• [INPUT RECORDS]:
═══
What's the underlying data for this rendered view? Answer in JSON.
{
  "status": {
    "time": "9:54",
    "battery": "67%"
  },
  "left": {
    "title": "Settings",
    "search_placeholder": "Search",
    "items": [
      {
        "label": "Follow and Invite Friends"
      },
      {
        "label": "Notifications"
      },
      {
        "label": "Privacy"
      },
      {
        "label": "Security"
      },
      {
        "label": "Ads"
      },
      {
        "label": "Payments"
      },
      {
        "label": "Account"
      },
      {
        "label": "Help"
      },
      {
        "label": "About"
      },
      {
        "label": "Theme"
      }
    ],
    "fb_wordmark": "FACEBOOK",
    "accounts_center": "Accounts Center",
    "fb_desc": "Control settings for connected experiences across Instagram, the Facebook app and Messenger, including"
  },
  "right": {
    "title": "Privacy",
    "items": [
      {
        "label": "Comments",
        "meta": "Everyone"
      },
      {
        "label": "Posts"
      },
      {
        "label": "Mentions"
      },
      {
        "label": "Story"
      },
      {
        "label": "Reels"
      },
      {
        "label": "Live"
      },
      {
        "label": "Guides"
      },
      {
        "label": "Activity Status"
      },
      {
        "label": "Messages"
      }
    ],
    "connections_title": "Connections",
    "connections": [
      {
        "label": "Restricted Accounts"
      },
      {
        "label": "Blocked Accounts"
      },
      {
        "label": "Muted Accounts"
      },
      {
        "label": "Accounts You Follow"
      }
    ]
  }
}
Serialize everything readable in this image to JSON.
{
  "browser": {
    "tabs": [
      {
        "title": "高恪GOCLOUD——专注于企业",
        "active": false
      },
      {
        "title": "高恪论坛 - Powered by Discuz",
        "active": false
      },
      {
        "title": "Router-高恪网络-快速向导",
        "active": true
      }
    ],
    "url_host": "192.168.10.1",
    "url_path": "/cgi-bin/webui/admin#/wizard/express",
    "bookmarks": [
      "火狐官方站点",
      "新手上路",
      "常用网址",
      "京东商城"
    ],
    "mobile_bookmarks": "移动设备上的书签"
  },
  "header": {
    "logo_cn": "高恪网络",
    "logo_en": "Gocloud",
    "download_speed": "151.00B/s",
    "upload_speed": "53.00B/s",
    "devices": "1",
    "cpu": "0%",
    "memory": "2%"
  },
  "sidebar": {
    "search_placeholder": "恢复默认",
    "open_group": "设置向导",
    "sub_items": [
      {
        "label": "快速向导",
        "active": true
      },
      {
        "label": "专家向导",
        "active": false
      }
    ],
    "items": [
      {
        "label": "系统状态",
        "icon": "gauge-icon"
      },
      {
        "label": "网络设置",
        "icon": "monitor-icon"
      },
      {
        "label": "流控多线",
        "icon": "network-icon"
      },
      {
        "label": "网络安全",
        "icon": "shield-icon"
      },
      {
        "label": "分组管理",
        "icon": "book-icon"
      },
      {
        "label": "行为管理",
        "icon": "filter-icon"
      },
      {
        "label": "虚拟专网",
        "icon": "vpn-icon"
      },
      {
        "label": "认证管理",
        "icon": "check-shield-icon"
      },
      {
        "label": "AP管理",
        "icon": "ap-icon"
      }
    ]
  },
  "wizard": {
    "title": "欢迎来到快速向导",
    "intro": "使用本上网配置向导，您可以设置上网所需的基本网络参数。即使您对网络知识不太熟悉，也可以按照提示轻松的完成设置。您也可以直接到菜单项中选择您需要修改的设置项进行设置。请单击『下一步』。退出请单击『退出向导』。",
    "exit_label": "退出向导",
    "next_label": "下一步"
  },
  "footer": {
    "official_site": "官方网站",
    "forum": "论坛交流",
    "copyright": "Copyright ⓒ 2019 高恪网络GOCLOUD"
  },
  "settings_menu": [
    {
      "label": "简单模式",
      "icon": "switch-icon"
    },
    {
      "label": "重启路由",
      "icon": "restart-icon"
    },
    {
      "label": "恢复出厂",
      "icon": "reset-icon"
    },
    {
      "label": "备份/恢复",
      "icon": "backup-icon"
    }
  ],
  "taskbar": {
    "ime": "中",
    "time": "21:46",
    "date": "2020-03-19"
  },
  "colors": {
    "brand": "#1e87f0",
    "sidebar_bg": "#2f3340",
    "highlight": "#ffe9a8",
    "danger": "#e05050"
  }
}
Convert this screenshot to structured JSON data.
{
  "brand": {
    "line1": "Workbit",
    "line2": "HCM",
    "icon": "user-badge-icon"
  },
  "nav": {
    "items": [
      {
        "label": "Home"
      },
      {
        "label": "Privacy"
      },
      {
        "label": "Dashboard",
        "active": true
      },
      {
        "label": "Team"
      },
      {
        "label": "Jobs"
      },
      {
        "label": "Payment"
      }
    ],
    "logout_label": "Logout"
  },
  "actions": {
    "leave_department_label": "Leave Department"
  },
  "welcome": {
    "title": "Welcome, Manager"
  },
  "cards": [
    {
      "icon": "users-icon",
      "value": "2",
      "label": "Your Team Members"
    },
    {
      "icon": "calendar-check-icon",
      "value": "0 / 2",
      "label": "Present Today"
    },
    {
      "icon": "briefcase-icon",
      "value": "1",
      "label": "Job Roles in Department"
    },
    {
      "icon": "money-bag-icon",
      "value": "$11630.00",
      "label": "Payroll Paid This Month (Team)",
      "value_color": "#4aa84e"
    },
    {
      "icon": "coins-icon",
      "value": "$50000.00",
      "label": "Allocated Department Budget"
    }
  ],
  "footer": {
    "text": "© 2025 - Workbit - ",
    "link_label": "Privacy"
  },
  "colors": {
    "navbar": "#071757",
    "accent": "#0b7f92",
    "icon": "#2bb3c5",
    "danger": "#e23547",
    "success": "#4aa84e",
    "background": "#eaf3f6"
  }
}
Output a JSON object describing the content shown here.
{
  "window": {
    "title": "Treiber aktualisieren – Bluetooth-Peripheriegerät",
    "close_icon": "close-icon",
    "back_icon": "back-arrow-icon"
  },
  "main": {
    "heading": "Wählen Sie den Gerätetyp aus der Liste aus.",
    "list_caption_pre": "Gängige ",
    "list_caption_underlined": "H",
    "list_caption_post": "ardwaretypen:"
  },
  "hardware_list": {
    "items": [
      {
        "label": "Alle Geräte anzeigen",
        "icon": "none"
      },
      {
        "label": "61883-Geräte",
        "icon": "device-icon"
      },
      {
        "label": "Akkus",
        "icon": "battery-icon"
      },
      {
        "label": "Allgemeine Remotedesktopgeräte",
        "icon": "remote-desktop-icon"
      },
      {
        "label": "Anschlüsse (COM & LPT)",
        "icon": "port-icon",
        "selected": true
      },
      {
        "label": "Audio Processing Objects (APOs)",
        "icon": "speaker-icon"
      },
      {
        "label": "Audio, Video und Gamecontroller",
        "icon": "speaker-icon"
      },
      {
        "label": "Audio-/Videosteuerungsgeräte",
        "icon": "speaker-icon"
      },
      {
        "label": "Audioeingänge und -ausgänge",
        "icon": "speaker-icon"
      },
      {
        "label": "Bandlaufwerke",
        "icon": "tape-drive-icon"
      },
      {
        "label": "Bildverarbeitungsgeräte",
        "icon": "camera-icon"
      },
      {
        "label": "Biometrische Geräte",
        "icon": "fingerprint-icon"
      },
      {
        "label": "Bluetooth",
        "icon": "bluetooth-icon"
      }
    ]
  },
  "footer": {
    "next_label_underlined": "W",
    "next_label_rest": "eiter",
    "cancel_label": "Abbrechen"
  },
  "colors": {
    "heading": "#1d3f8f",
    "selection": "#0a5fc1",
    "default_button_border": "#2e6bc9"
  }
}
═══
All of the material above needs to be copied exactly.

What's the underlying data for this rendered view? Answer in JSON.
{
  "status": {
    "time": "9:54",
    "battery": "67%"
  },
  "left": {
    "title": "Settings",
    "search_placeholder": "Search",
    "items": [
      {
        "label": "Follow and Invite Friends"
      },
      {
        "label": "Notifications"
      },
      {
        "label": "Privacy"
      },
      {
        "label": "Security"
      },
      {
        "label": "Ads"
      },
      {
        "label": "Payments"
      },
      {
        "label": "Account"
      },
      {
        "label": "Help"
      },
      {
        "label": "About"
      },
      {
        "label": "Theme"
      }
    ],
    "fb_wordmark": "FACEBOOK",
    "accounts_center": "Accounts Center",
    "fb_desc": "Control settings for connected experiences across Instagram, the Facebook app and Messenger, including"
  },
  "right": {
    "title": "Privacy",
    "items": [
      {
        "label": "Comments",
        "meta": "Everyone"
      },
      {
        "label": "Posts"
      },
      {
        "label": "Mentions"
      },
      {
        "label": "Story"
      },
      {
        "label": "Reels"
      },
      {
        "label": "Live"
      },
      {
        "label": "Guides"
      },
      {
        "label": "Activity Status"
      },
      {
        "label": "Messages"
      }
    ],
    "connections_title": "Connections",
    "connections": [
      {
        "label": "Restricted Accounts"
      },
      {
        "label": "Blocked Accounts"
      },
      {
        "label": "Muted Accounts"
      },
      {
        "label": "Accounts You Follow"
      }
    ]
  }
}
Serialize everything readable in this image to JSON.
{
  "browser": {
    "tabs": [
      {
        "title": "高恪GOCLOUD——专注于企业",
        "active": false
      },
      {
        "title": "高恪论坛 - Powered by Discuz",
        "active": false
      },
      {
        "title": "Router-高恪网络-快速向导",
        "active": true
      }
    ],
    "url_host": "192.168.10.1",
    "url_path": "/cgi-bin/webui/admin#/wizard/express",
    "bookmarks": [
      "火狐官方站点",
      "新手上路",
      "常用网址",
      "京东商城"
    ],
    "mobile_bookmarks": "移动设备上的书签"
  },
  "header": {
    "logo_cn": "高恪网络",
    "logo_en": "Gocloud",
    "download_speed": "151.00B/s",
    "upload_speed": "53.00B/s",
    "devices": "1",
    "cpu": "0%",
    "memory": "2%"
  },
  "sidebar": {
    "search_placeholder": "恢复默认",
    "open_group": "设置向导",
    "sub_items": [
      {
        "label": "快速向导",
        "active": true
      },
      {
        "label": "专家向导",
        "active": false
      }
    ],
    "items": [
      {
        "label": "系统状态",
        "icon": "gauge-icon"
      },
      {
        "label": "网络设置",
        "icon": "monitor-icon"
      },
      {
        "label": "流控多线",
        "icon": "network-icon"
      },
      {
        "label": "网络安全",
        "icon": "shield-icon"
      },
      {
        "label": "分组管理",
        "icon": "book-icon"
      },
      {
        "label": "行为管理",
        "icon": "filter-icon"
      },
      {
        "label": "虚拟专网",
        "icon": "vpn-icon"
      },
      {
        "label": "认证管理",
        "icon": "check-shield-icon"
      },
      {
        "label": "AP管理",
        "icon": "ap-icon"
      }
    ]
  },
  "wizard": {
    "title": "欢迎来到快速向导",
    "intro": "使用本上网配置向导，您可以设置上网所需的基本网络参数。即使您对网络知识不太熟悉，也可以按照提示轻松的完成设置。您也可以直接到菜单项中选择您需要修改的设置项进行设置。请单击『下一步』。退出请单击『退出向导』。",
    "exit_label": "退出向导",
    "next_label": "下一步"
  },
  "footer": {
    "official_site": "官方网站",
    "forum": "论坛交流",
    "copyright": "Copyright ⓒ 2019 高恪网络GOCLOUD"
  },
  "settings_menu": [
    {
      "label": "简单模式",
      "icon": "switch-icon"
    },
    {
      "label": "重启路由",
      "icon": "restart-icon"
    },
    {
      "label": "恢复出厂",
      "icon": "reset-icon"
    },
    {
      "label": "备份/恢复",
      "icon": "backup-icon"
    }
  ],
  "taskbar": {
    "ime": "中",
    "time": "21:46",
    "date": "2020-03-19"
  },
  "colors": {
    "brand": "#1e87f0",
    "sidebar_bg": "#2f3340",
    "highlight": "#ffe9a8",
    "danger": "#e05050"
  }
}
Convert this screenshot to structured JSON data.
{
  "brand": {
    "line1": "Workbit",
    "line2": "HCM",
    "icon": "user-badge-icon"
  },
  "nav": {
    "items": [
      {
        "label": "Home"
      },
      {
        "label": "Privacy"
      },
      {
        "label": "Dashboard",
        "active": true
      },
      {
        "label": "Team"
      },
      {
        "label": "Jobs"
      },
      {
        "label": "Payment"
      }
    ],
    "logout_label": "Logout"
  },
  "actions": {
    "leave_department_label": "Leave Department"
  },
  "welcome": {
    "title": "Welcome, Manager"
  },
  "cards": [
    {
      "icon": "users-icon",
      "value": "2",
      "label": "Your Team Members"
    },
    {
      "icon": "calendar-check-icon",
      "value": "0 / 2",
      "label": "Present Today"
    },
    {
      "icon": "briefcase-icon",
      "value": "1",
      "label": "Job Roles in Department"
    },
    {
      "icon": "money-bag-icon",
      "value": "$11630.00",
      "label": "Payroll Paid This Month (Team)",
      "value_color": "#4aa84e"
    },
    {
      "icon": "coins-icon",
      "value": "$50000.00",
      "label": "Allocated Department Budget"
    }
  ],
  "footer": {
    "text": "© 2025 - Workbit - ",
    "link_label": "Privacy"
  },
  "colors": {
    "navbar": "#071757",
    "accent": "#0b7f92",
    "icon": "#2bb3c5",
    "danger": "#e23547",
    "success": "#4aa84e",
    "background": "#eaf3f6"
  }
}
Output a JSON object describing the content shown here.
{
  "window": {
    "title": "Treiber aktualisieren – Bluetooth-Peripheriegerät",
    "close_icon": "close-icon",
    "back_icon": "back-arrow-icon"
  },
  "main": {
    "heading": "Wählen Sie den Gerätetyp aus der Liste aus.",
    "list_caption_pre": "Gängige ",
    "list_caption_underlined": "H",
    "list_caption_post": "ardwaretypen:"
  },
  "hardware_list": {
    "items": [
      {
        "label": "Alle Geräte anzeigen",
        "icon": "none"
      },
      {
        "label": "61883-Geräte",
        "icon": "device-icon"
      },
      {
        "label": "Akkus",
        "icon": "battery-icon"
      },
      {
        "label": "Allgemeine Remotedesktopgeräte",
        "icon": "remote-desktop-icon"
      },
      {
        "label": "Anschlüsse (COM & LPT)",
        "icon": "port-icon",
        "selected": true
      },
      {
        "label": "Audio Processing Objects (APOs)",
        "icon": "speaker-icon"
      },
      {
        "label": "Audio, Video und Gamecontroller",
        "icon": "speaker-icon"
      },
      {
        "label": "Audio-/Videosteuerungsgeräte",
        "icon": "speaker-icon"
      },
      {
        "label": "Audioeingänge und -ausgänge",
        "icon": "speaker-icon"
      },
      {
        "label": "Bandlaufwerke",
        "icon": "tape-drive-icon"
      },
      {
        "label": "Bildverarbeitungsgeräte",
        "icon": "camera-icon"
      },
      {
        "label": "Biometrische Geräte",
        "icon": "fingerprint-icon"
      },
      {
        "label": "Bluetooth",
        "icon": "bluetooth-icon"
      }
    ]
  },
  "footer": {
    "next_label_underlined": "W",
    "next_label_rest": "eiter",
    "cancel_label": "Abbrechen"
  },
  "colors": {
    "heading": "#1d3f8f",
    "selection": "#0a5fc1",
    "default_button_border": "#2e6bc9"
  }
}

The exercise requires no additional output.